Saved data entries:
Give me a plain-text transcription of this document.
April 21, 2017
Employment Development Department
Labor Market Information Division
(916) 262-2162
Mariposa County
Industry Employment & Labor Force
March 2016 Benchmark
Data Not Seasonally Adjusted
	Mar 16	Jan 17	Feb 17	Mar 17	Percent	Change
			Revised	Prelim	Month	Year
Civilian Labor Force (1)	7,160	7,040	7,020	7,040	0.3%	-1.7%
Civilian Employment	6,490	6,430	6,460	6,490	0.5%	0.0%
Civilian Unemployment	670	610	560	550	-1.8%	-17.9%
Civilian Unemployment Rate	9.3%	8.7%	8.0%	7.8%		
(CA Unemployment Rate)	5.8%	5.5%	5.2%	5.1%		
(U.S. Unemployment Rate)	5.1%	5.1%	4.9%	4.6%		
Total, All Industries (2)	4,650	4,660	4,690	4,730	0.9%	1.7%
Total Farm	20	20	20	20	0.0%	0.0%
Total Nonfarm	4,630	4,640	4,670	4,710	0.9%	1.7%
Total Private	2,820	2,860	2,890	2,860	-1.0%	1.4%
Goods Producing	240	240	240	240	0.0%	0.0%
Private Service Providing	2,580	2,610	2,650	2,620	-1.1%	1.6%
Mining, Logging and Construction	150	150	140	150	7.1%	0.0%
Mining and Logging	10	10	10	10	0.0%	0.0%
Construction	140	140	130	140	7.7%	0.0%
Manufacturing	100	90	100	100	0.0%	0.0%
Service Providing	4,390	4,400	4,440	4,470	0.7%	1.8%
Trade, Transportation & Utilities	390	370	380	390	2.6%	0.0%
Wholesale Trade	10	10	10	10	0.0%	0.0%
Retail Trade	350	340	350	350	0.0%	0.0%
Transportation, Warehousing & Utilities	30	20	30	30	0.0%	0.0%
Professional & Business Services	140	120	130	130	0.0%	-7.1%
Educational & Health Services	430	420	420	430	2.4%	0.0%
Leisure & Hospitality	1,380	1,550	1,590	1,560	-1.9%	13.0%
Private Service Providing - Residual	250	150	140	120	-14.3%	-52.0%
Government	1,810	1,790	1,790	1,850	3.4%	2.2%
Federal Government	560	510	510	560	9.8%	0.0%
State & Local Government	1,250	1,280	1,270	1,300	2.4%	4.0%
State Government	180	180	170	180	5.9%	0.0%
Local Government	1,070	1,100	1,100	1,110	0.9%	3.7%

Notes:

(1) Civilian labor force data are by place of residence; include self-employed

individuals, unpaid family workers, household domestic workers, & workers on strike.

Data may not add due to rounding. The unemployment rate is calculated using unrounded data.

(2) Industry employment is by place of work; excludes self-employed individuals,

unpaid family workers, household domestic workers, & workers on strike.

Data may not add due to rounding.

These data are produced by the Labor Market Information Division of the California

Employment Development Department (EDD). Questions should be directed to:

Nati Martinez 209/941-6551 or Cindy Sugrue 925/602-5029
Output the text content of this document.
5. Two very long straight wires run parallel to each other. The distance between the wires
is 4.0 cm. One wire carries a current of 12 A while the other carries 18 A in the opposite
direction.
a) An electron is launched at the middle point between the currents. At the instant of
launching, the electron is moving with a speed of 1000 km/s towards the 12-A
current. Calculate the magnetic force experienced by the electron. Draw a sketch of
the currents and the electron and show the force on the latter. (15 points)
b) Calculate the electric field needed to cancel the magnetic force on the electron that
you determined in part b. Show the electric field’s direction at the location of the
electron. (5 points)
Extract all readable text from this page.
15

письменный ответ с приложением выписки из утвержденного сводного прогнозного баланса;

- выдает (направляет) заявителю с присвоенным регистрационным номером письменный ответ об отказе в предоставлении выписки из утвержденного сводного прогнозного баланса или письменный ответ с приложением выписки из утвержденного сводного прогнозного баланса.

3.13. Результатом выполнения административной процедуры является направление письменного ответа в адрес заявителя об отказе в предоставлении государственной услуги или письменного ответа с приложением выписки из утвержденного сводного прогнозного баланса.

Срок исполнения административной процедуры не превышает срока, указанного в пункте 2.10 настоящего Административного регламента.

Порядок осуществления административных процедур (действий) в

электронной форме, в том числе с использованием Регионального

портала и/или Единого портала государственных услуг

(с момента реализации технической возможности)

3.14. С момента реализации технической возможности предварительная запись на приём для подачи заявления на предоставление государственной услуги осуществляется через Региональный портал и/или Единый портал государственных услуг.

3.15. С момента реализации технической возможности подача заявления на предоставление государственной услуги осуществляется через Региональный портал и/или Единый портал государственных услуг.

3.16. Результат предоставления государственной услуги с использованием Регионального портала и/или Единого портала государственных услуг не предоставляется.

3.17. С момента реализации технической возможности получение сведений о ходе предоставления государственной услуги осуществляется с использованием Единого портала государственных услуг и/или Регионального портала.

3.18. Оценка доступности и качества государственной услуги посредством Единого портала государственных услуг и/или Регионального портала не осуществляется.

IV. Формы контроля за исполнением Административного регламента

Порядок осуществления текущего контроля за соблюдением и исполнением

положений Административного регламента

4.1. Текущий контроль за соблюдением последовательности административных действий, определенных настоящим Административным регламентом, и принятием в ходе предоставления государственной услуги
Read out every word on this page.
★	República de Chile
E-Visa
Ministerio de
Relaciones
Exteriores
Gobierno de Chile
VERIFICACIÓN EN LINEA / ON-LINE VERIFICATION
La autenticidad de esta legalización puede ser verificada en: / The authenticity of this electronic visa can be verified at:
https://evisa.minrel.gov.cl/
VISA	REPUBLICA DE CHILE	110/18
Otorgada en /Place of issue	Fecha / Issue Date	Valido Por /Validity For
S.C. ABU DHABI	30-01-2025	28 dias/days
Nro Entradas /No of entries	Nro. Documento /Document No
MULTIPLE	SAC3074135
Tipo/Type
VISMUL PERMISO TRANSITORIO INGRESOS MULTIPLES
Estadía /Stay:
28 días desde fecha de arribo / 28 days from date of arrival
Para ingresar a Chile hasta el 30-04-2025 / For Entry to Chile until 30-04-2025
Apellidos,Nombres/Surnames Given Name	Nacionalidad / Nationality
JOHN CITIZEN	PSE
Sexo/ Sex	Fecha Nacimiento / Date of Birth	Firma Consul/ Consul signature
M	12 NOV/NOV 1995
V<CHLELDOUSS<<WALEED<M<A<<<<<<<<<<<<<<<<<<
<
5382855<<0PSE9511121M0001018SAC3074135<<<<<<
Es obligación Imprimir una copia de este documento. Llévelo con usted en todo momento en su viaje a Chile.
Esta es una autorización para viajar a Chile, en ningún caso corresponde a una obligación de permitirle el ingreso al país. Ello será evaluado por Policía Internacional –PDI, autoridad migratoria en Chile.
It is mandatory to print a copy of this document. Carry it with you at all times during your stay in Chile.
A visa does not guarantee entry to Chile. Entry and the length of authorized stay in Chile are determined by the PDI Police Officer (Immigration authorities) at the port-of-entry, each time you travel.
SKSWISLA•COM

OBJECTIVE:
Return every line in the listing that contains the word "Entry".

OUTPUT OF THE TASK:
Para ingresar a Chile hasta el 30-04-2025 / For Entry to Chile until 30-04-2025
A visa does not guarantee entry to Chile. Entry and the length of authorized stay in Chile are determined by the PDI Police Officer (Immigration authorities) at the port-of-entry, each time you travel.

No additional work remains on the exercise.